Give the material again in full, matching it exactly.
*** Records provided ***
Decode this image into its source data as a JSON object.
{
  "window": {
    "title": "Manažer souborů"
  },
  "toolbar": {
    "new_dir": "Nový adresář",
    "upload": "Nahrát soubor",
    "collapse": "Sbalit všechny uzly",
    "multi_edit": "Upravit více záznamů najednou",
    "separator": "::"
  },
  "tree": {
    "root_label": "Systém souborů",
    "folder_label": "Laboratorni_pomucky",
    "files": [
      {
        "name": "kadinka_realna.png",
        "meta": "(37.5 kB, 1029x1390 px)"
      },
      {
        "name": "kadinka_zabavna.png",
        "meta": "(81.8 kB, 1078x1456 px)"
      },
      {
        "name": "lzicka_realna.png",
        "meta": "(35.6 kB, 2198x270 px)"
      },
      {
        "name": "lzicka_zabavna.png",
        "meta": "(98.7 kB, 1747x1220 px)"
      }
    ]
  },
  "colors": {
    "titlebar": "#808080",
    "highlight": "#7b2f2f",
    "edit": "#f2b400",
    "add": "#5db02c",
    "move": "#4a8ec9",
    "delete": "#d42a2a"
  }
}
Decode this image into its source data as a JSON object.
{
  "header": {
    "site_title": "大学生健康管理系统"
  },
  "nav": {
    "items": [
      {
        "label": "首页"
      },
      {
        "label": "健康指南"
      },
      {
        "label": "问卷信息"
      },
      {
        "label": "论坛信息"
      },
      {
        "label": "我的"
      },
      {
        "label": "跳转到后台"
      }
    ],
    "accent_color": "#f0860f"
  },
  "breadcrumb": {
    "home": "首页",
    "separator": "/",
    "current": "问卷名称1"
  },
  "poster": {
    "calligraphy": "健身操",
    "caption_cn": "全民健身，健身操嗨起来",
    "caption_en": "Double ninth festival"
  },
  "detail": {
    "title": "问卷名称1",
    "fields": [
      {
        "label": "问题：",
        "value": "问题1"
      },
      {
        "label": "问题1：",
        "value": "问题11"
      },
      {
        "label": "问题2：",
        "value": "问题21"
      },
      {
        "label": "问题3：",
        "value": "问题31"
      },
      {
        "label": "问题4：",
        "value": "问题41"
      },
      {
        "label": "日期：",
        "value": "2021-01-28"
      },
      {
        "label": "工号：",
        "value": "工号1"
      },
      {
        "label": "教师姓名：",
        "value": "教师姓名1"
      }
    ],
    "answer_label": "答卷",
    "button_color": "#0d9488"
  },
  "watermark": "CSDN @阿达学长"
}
***
Complete response:
Decode this image into its source data as a JSON object.
{
  "window": {
    "title": "Manažer souborů"
  },
  "toolbar": {
    "new_dir": "Nový adresář",
    "upload": "Nahrát soubor",
    "collapse": "Sbalit všechny uzly",
    "multi_edit": "Upravit více záznamů najednou",
    "separator": "::"
  },
  "tree": {
    "root_label": "Systém souborů",
    "folder_label": "Laboratorni_pomucky",
    "files": [
      {
        "name": "kadinka_realna.png",
        "meta": "(37.5 kB, 1029x1390 px)"
      },
      {
        "name": "kadinka_zabavna.png",
        "meta": "(81.8 kB, 1078x1456 px)"
      },
      {
        "name": "lzicka_realna.png",
        "meta": "(35.6 kB, 2198x270 px)"
      },
      {
        "name": "lzicka_zabavna.png",
        "meta": "(98.7 kB, 1747x1220 px)"
      }
    ]
  },
  "colors": {
    "titlebar": "#808080",
    "highlight": "#7b2f2f",
    "edit": "#f2b400",
    "add": "#5db02c",
    "move": "#4a8ec9",
    "delete": "#d42a2a"
  }
}
Decode this image into its source data as a JSON object.
{
  "header": {
    "site_title": "大学生健康管理系统"
  },
  "nav": {
    "items": [
      {
        "label": "首页"
      },
      {
        "label": "健康指南"
      },
      {
        "label": "问卷信息"
      },
      {
        "label": "论坛信息"
      },
      {
        "label": "我的"
      },
      {
        "label": "跳转到后台"
      }
    ],
    "accent_color": "#f0860f"
  },
  "breadcrumb": {
    "home": "首页",
    "separator": "/",
    "current": "问卷名称1"
  },
  "poster": {
    "calligraphy": "健身操",
    "caption_cn": "全民健身，健身操嗨起来",
    "caption_en": "Double ninth festival"
  },
  "detail": {
    "title": "问卷名称1",
    "fields": [
      {
        "label": "问题：",
        "value": "问题1"
      },
      {
        "label": "问题1：",
        "value": "问题11"
      },
      {
        "label": "问题2：",
        "value": "问题21"
      },
      {
        "label": "问题3：",
        "value": "问题31"
      },
      {
        "label": "问题4：",
        "value": "问题41"
      },
      {
        "label": "日期：",
        "value": "2021-01-28"
      },
      {
        "label": "工号：",
        "value": "工号1"
      },
      {
        "label": "教师姓名：",
        "value": "教师姓名1"
      }
    ],
    "answer_label": "答卷",
    "button_color": "#0d9488"
  },
  "watermark": "CSDN @阿达学长"
}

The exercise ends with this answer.